TASK INSTRUCTIONS. Read the records below. Copy each line where the string "Autriche" occurs.

EXERCISE DATA.
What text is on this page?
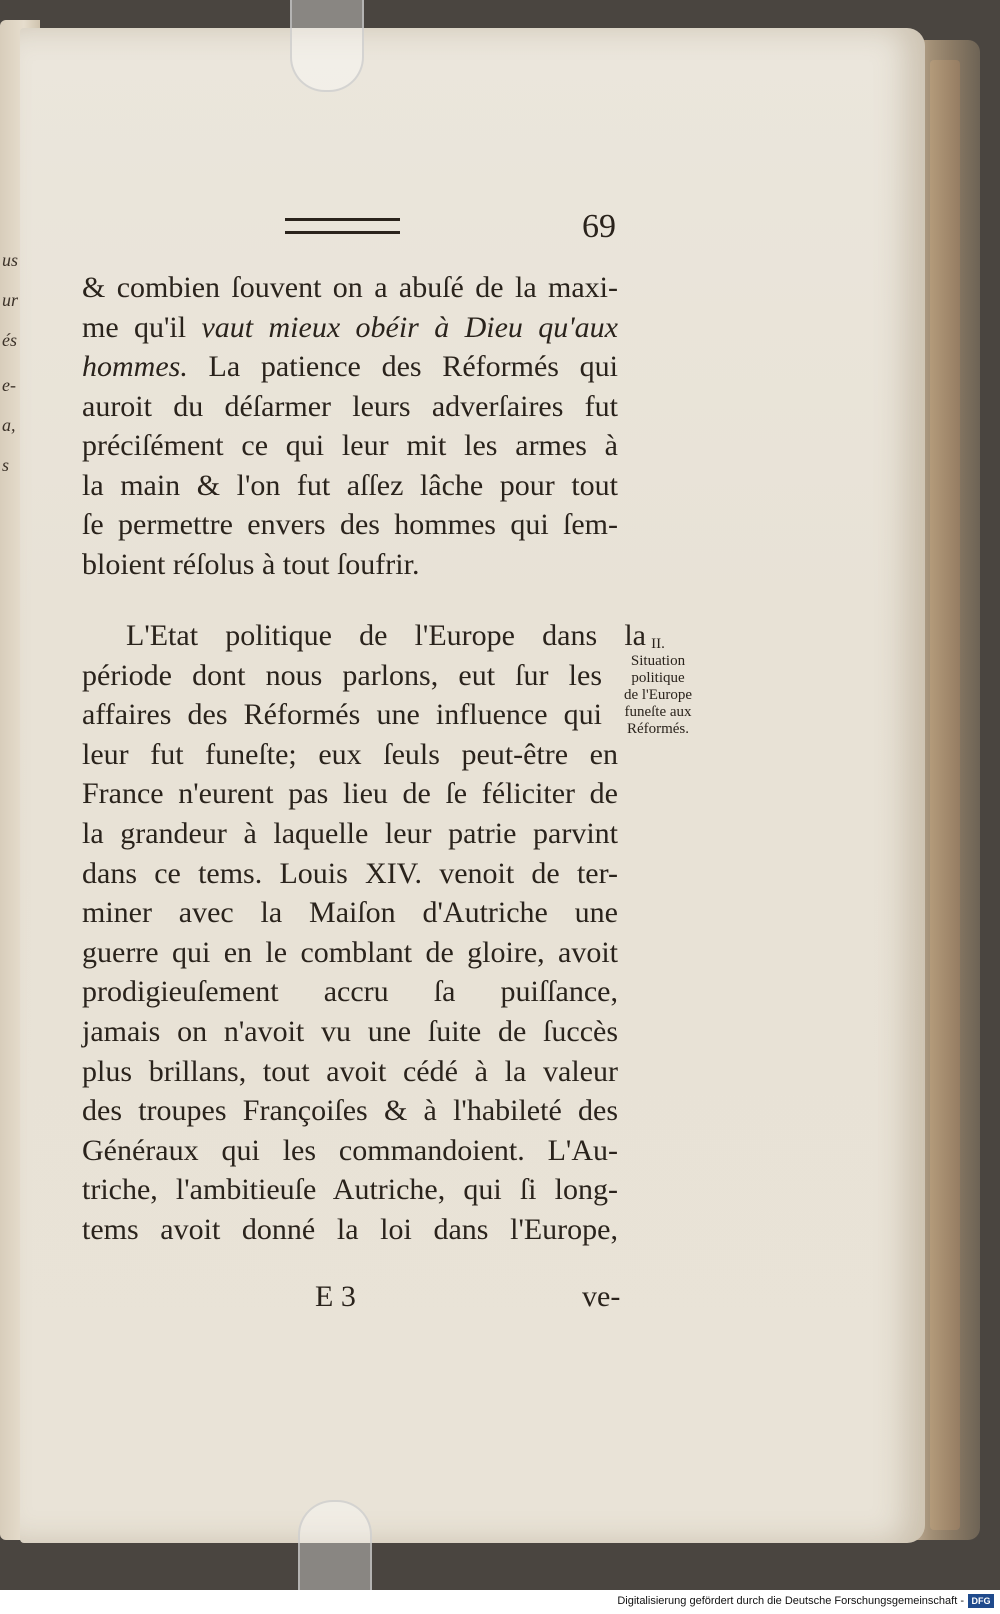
us
ur
és
e-
a,
s
69
& combien ſouvent on a abuſé de la maxi-
me qu'il vaut mieux obéir à Dieu qu'aux
hommes. La patience des Réformés qui
auroit du déſarmer leurs adverſaires fut
préciſément ce qui leur mit les armes à
la main & l'on fut aſſez lâche pour tout
ſe permettre envers des hommes qui ſem-
bloient réſolus à tout ſoufrir.
L'Etat politique de l'Europe dans la
période dont nous parlons, eut ſur les
affaires des Réformés une influence qui
leur fut funeſte; eux ſeuls peut-être en
France n'eurent pas lieu de ſe féliciter de
la grandeur à laquelle leur patrie parvint
dans ce tems. Louis XIV. venoit de ter-
miner avec la Maiſon d'Autriche une
guerre qui en le comblant de gloire, avoit
prodigieuſement accru ſa puiſſance,
jamais on n'avoit vu une ſuite de ſuccès
plus brillans, tout avoit cédé à la valeur
des troupes Françoiſes & à l'habileté des
Généraux qui les commandoient. L'Au-
triche, l'ambitieuſe Autriche, qui ſi long-
tems avoit donné la loi dans l'Europe,
II.
Situation
politique
de l'Europe
funeſte aux
Réformés.
E 3	ve-
Digitalisierung gefördert durch die Deutsche Forschungsgemeinschaft - DFG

THE ANSWER.
miner avec la Maiſon d'Autriche une
triche, l'ambitieuſe Autriche, qui ſi long-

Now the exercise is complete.